Required work> Which lines below contain the string "Провести"? Show each of them in full.

Supplied material>
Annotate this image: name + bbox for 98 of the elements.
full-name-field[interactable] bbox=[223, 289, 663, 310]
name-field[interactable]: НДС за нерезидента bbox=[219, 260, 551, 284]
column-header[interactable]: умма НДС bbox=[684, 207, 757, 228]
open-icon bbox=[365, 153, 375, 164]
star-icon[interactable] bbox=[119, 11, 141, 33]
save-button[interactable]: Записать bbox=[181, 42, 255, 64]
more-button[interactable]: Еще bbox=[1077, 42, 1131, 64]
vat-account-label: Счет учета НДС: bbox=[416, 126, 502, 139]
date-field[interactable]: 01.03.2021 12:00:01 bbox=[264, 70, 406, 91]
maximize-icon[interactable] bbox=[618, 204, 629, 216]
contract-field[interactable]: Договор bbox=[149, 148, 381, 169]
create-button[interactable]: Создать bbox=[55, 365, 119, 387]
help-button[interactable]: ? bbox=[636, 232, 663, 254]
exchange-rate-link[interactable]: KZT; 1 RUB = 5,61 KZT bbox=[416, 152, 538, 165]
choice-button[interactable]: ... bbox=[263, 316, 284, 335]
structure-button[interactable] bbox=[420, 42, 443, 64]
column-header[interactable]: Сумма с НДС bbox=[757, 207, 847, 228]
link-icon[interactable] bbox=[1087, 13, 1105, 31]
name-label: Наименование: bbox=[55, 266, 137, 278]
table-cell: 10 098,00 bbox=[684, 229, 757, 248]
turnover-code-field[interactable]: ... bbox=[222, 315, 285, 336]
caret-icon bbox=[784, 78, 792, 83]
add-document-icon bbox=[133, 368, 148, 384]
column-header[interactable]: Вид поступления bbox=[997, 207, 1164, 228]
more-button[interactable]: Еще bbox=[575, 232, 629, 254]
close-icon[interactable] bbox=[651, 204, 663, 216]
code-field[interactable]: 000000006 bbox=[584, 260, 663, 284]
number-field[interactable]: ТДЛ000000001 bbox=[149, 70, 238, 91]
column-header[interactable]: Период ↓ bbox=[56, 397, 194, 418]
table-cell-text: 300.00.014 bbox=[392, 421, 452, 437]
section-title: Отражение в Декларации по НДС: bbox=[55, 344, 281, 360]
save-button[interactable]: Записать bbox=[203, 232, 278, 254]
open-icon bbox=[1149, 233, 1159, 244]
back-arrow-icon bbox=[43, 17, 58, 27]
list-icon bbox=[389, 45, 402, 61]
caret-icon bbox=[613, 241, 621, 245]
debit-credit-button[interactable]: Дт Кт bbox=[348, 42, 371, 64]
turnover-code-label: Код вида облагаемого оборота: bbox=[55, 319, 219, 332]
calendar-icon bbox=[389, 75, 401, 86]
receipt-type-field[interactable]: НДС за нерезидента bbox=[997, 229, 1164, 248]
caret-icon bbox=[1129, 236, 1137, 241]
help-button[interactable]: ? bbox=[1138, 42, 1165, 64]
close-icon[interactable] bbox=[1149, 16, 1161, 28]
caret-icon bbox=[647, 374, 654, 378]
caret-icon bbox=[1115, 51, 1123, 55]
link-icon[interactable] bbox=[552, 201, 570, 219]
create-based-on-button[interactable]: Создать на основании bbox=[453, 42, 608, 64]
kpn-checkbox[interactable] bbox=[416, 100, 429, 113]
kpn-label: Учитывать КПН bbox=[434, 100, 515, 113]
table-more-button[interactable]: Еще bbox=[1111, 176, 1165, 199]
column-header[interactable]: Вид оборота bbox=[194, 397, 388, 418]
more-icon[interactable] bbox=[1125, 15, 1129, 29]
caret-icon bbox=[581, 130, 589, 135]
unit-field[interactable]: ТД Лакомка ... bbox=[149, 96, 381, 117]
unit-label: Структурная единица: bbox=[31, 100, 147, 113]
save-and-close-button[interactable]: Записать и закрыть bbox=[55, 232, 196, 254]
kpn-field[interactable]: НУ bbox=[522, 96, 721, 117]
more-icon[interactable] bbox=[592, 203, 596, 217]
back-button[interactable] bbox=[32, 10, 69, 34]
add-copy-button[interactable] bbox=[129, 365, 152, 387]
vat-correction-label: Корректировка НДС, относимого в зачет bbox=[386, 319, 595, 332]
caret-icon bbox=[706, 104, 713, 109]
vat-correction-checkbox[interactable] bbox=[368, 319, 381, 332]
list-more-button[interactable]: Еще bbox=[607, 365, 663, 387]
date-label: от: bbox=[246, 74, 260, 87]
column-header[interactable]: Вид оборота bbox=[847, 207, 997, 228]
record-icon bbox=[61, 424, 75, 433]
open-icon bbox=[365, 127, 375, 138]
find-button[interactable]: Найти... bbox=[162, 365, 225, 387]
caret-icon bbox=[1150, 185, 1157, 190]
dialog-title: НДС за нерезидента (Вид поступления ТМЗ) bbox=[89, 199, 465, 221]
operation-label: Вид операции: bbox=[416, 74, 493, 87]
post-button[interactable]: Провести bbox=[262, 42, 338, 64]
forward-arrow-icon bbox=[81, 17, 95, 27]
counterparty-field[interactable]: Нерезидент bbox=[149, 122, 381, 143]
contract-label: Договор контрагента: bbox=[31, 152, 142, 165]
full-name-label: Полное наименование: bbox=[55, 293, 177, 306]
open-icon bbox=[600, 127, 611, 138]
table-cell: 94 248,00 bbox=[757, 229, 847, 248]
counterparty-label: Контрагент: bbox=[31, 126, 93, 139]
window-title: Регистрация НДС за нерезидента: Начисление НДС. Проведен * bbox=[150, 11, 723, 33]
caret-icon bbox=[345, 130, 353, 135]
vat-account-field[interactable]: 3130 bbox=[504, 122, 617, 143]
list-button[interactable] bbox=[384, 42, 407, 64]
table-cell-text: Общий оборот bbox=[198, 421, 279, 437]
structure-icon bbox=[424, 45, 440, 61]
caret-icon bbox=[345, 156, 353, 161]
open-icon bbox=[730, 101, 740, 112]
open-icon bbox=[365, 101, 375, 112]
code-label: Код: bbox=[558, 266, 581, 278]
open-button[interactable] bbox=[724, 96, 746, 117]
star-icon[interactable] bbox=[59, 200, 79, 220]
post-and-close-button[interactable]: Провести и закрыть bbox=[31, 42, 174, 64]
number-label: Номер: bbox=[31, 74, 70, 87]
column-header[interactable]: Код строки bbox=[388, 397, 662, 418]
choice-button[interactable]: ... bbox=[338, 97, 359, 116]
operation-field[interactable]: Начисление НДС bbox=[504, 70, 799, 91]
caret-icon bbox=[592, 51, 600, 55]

Task solution>
post-button[interactable]: Провести bbox=[262, 42, 338, 64]
post-and-close-button[interactable]: Провести и закрыть bbox=[31, 42, 174, 64]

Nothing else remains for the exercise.